[Stored entries]
▼
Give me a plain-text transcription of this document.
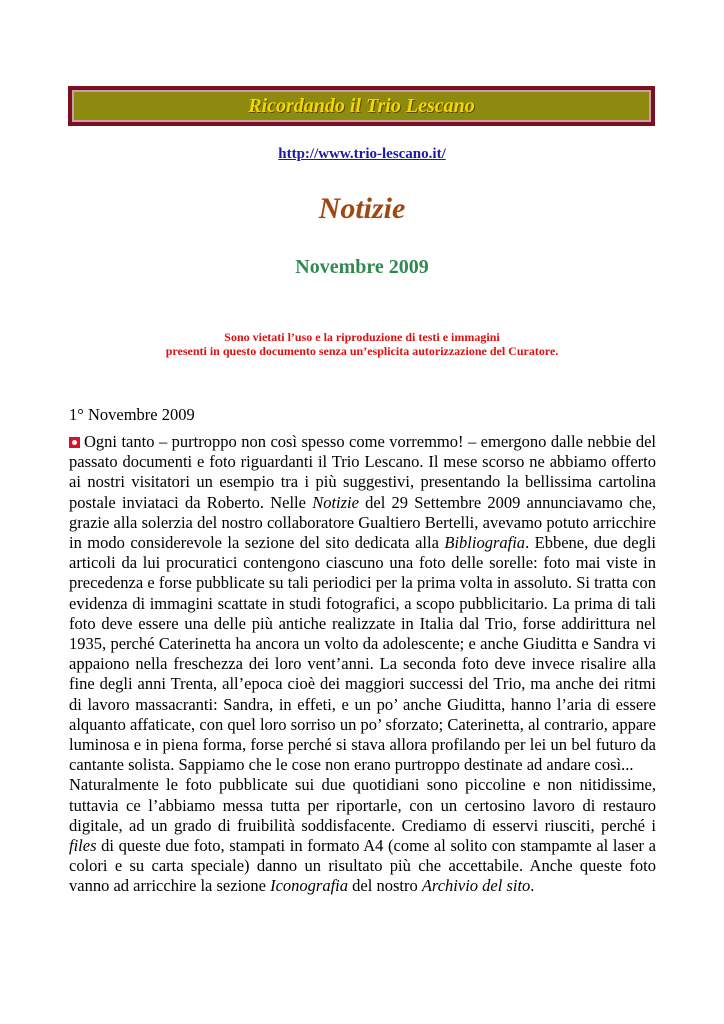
Ricordando il Trio Lescano
http://www.trio-lescano.it/
Notizie
Novembre 2009
Sono vietati l’uso e la riproduzione di testi e immagini
presenti in questo documento senza un’esplicita autorizzazione del Curatore.
1° Novembre 2009

Ogni tanto – purtroppo non così spesso come vorremmo! – emergono dalle nebbie del passato documenti e foto riguardanti il Trio Lescano. Il mese scorso ne abbiamo offerto ai nostri visitatori un esempio tra i più suggestivi, presentando la bellissima cartolina postale inviataci da Roberto. Nelle Notizie del 29 Settembre 2009 annunciavamo che, grazie alla solerzia del nostro collaboratore Gualtiero Bertelli, avevamo potuto arricchire in modo considerevole la sezione del sito dedicata alla Bibliografia. Ebbene, due degli articoli da lui procuratici contengono ciascuno una foto delle sorelle: foto mai viste in precedenza e forse pubblicate su tali periodici per la prima volta in assoluto. Si tratta con evidenza di immagini scattate in studi fotografici, a scopo pubblicitario. La prima di tali foto deve essere una delle più antiche realizzate in Italia dal Trio, forse addirittura nel 1935, perché Caterinetta ha ancora un volto da adolescente; e anche Giuditta e Sandra vi appaiono nella freschezza dei loro vent’anni. La seconda foto deve invece risalire alla fine degli anni Trenta, all’epoca cioè dei maggiori successi del Trio, ma anche dei ritmi di lavoro massacranti: Sandra, in effeti, e un po’ anche Giuditta, hanno l’aria di essere alquanto affaticate, con quel loro sorriso un po’ sforzato; Caterinetta, al contrario, appare luminosa e in piena forma, forse perché si stava allora profilando per lei un bel futuro da cantante solista. Sappiamo che le cose non erano purtroppo destinate ad andare così...

Naturalmente le foto pubblicate sui due quotidiani sono piccoline e non nitidissime, tuttavia ce l’abbiamo messa tutta per riportarle, con un certosino lavoro di restauro digitale, ad un grado di fruibilità soddisfacente. Crediamo di esservi riusciti, perché i files di queste due foto, stampati in formato A4 (come al solito con stampamte al laser a colori e su carta speciale) danno un risultato più che accettabile. Anche queste foto vanno ad arricchire la sezione Iconografia del nostro Archivio del sito.
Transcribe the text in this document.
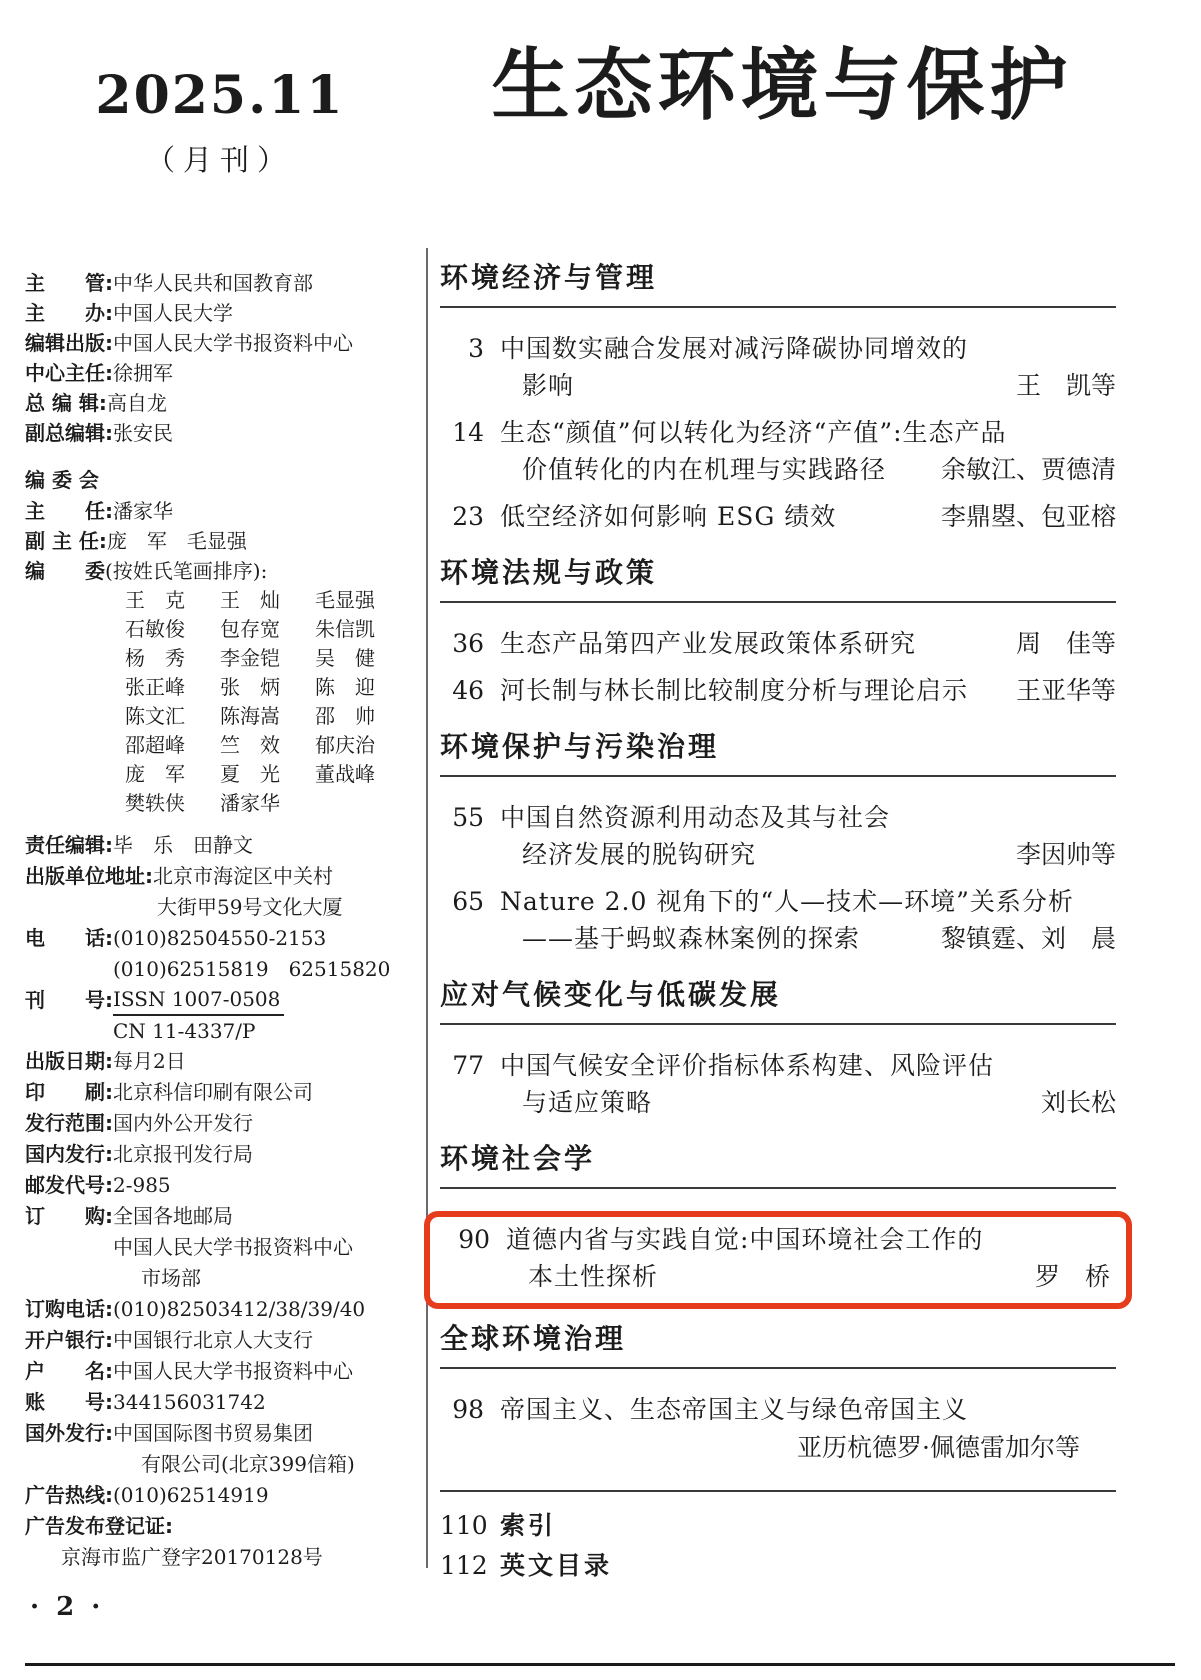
2025.11
（月刊）
生态环境与保护
主　　管: 中华人民共和国教育部
主　　办: 中国人民大学
编辑出版: 中国人民大学书报资料中心
中心主任: 徐拥军
总 编 辑: 高自龙
副总编辑: 张安民
编 委 会
主　　任: 潘家华
副 主 任: 庞　军　毛显强
编　　委 (按姓氏笔画排序):
王　克	王　灿	毛显强
石敏俊	包存宽	朱信凯
杨　秀	李金铠	吴　健
张正峰	张　炳	陈　迎
陈文汇	陈海嵩	邵　帅
邵超峰	竺　效	郁庆治
庞　军	夏　光	董战峰
樊轶侠	潘家华
责任编辑: 毕　乐　田静文
出版单位地址: 北京市海淀区中关村
大街甲59号文化大厦
电　　话: (010)82504550-2153
(010)62515819　62515820
刊　　号: $\frac{\text{ISSN 1007-0508}}{CN 11-4337/P}$
出版日期: 每月2日
印　　刷: 北京科信印刷有限公司
发行范围: 国内外公开发行
国内发行: 北京报刊发行局
邮发代号: 2-985
订　　购: 全国各地邮局
中国人民大学书报资料中心
市场部
订购电话: (010)82503412/38/39/40
开户银行: 中国银行北京人大支行
户　　名: 中国人民大学书报资料中心
账　　号: 344156031742
国外发行: 中国国际图书贸易集团
有限公司(北京399信箱)
广告热线: (010)62514919
广告发布登记证:
京海市监广登字20170128号
环境经济与管理
3 中国数实融合发展对减污降碳协同增效的
影响	王　凯等
14 生态“颜值”何以转化为经济“产值”:生态产品
价值转化的内在机理与实践路径	余敏江、贾德清
23 低空经济如何影响 ESG 绩效	李鼎曌、包亚榕
环境法规与政策
36 生态产品第四产业发展政策体系研究	周　佳等
46 河长制与林长制比较制度分析与理论启示	王亚华等
环境保护与污染治理
55 中国自然资源利用动态及其与社会
经济发展的脱钩研究	李因帅等
65 Nature 2.0 视角下的“人—技术—环境”关系分析
——基于蚂蚁森林案例的探索	黎镇霆、刘　晨
应对气候变化与低碳发展
77 中国气候安全评价指标体系构建、风险评估
与适应策略	刘长松
环境社会学
90 道德内省与实践自觉:中国环境社会工作的
本土性探析	罗　桥
全球环境治理
98 帝国主义、生态帝国主义与绿色帝国主义
亚历杭德罗·佩德雷加尔等
110 索引
112 英文目录
· 2 ·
▲
> **Exercise details**: Pictures in the records should not appear in your copy, but everything else must be transcribed exactly.

> **Result**:
Give me a plain-text transcription of this document.
Ricordando il Trio Lescano
http://www.trio-lescano.it/
Notizie
Novembre 2009
Sono vietati l’uso e la riproduzione di testi e immagini
presenti in questo documento senza un’esplicita autorizzazione del Curatore.
1° Novembre 2009

Ogni tanto – purtroppo non così spesso come vorremmo! – emergono dalle nebbie del passato documenti e foto riguardanti il Trio Lescano. Il mese scorso ne abbiamo offerto ai nostri visitatori un esempio tra i più suggestivi, presentando la bellissima cartolina postale inviataci da Roberto. Nelle Notizie del 29 Settembre 2009 annunciavamo che, grazie alla solerzia del nostro collaboratore Gualtiero Bertelli, avevamo potuto arricchire in modo considerevole la sezione del sito dedicata alla Bibliografia. Ebbene, due degli articoli da lui procuratici contengono ciascuno una foto delle sorelle: foto mai viste in precedenza e forse pubblicate su tali periodici per la prima volta in assoluto. Si tratta con evidenza di immagini scattate in studi fotografici, a scopo pubblicitario. La prima di tali foto deve essere una delle più antiche realizzate in Italia dal Trio, forse addirittura nel 1935, perché Caterinetta ha ancora un volto da adolescente; e anche Giuditta e Sandra vi appaiono nella freschezza dei loro vent’anni. La seconda foto deve invece risalire alla fine degli anni Trenta, all’epoca cioè dei maggiori successi del Trio, ma anche dei ritmi di lavoro massacranti: Sandra, in effeti, e un po’ anche Giuditta, hanno l’aria di essere alquanto affaticate, con quel loro sorriso un po’ sforzato; Caterinetta, al contrario, appare luminosa e in piena forma, forse perché si stava allora profilando per lei un bel futuro da cantante solista. Sappiamo che le cose non erano purtroppo destinate ad andare così...

Naturalmente le foto pubblicate sui due quotidiani sono piccoline e non nitidissime, tuttavia ce l’abbiamo messa tutta per riportarle, con un certosino lavoro di restauro digitale, ad un grado di fruibilità soddisfacente. Crediamo di esservi riusciti, perché i files di queste due foto, stampati in formato A4 (come al solito con stampamte al laser a colori e su carta speciale) danno un risultato più che accettabile. Anche queste foto vanno ad arricchire la sezione Iconografia del nostro Archivio del sito.
Transcribe the text in this document.
2025.11
（月刊）
生态环境与保护
主　　管: 中华人民共和国教育部
主　　办: 中国人民大学
编辑出版: 中国人民大学书报资料中心
中心主任: 徐拥军
总 编 辑: 高自龙
副总编辑: 张安民
编 委 会
主　　任: 潘家华
副 主 任: 庞　军　毛显强
编　　委 (按姓氏笔画排序):
王　克	王　灿	毛显强
石敏俊	包存宽	朱信凯
杨　秀	李金铠	吴　健
张正峰	张　炳	陈　迎
陈文汇	陈海嵩	邵　帅
邵超峰	竺　效	郁庆治
庞　军	夏　光	董战峰
樊轶侠	潘家华
责任编辑: 毕　乐　田静文
出版单位地址: 北京市海淀区中关村
大街甲59号文化大厦
电　　话: (010)82504550-2153
(010)62515819　62515820
刊　　号: $\frac{\text{ISSN 1007-0508}}{CN 11-4337/P}$
出版日期: 每月2日
印　　刷: 北京科信印刷有限公司
发行范围: 国内外公开发行
国内发行: 北京报刊发行局
邮发代号: 2-985
订　　购: 全国各地邮局
中国人民大学书报资料中心
市场部
订购电话: (010)82503412/38/39/40
开户银行: 中国银行北京人大支行
户　　名: 中国人民大学书报资料中心
账　　号: 344156031742
国外发行: 中国国际图书贸易集团
有限公司(北京399信箱)
广告热线: (010)62514919
广告发布登记证:
京海市监广登字20170128号
环境经济与管理
3 中国数实融合发展对减污降碳协同增效的
影响	王　凯等
14 生态“颜值”何以转化为经济“产值”:生态产品
价值转化的内在机理与实践路径	余敏江、贾德清
23 低空经济如何影响 ESG 绩效	李鼎曌、包亚榕
环境法规与政策
36 生态产品第四产业发展政策体系研究	周　佳等
46 河长制与林长制比较制度分析与理论启示	王亚华等
环境保护与污染治理
55 中国自然资源利用动态及其与社会
经济发展的脱钩研究	李因帅等
65 Nature 2.0 视角下的“人—技术—环境”关系分析
——基于蚂蚁森林案例的探索	黎镇霆、刘　晨
应对气候变化与低碳发展
77 中国气候安全评价指标体系构建、风险评估
与适应策略	刘长松
环境社会学
90 道德内省与实践自觉:中国环境社会工作的
本土性探析	罗　桥
全球环境治理
98 帝国主义、生态帝国主义与绿色帝国主义
亚历杭德罗·佩德雷加尔等
110 索引
112 英文目录
· 2 ·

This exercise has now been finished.